* _WHAT THIS TASK INVOLVES_
State how many lines of the records contain the string "eller". Give the number alone.

Saved entries:
---

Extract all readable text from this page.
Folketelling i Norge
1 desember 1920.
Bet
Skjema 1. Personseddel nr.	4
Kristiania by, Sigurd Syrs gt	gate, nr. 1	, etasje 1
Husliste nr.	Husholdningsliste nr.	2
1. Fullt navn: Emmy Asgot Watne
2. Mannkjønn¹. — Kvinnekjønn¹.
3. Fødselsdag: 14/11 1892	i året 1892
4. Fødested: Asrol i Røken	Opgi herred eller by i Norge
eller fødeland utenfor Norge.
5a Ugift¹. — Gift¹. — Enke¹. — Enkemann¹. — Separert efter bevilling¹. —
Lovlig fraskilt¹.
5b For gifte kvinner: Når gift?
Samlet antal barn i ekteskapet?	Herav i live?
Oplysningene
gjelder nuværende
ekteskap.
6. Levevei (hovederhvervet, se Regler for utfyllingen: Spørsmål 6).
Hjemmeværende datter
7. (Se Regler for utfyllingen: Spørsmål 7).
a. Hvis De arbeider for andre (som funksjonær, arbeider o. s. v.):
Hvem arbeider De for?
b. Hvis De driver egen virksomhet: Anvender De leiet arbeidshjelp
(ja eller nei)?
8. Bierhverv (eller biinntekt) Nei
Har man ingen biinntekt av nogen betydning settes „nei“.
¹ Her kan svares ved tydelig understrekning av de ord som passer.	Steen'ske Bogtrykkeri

---

* _FINAL ANSWER_
4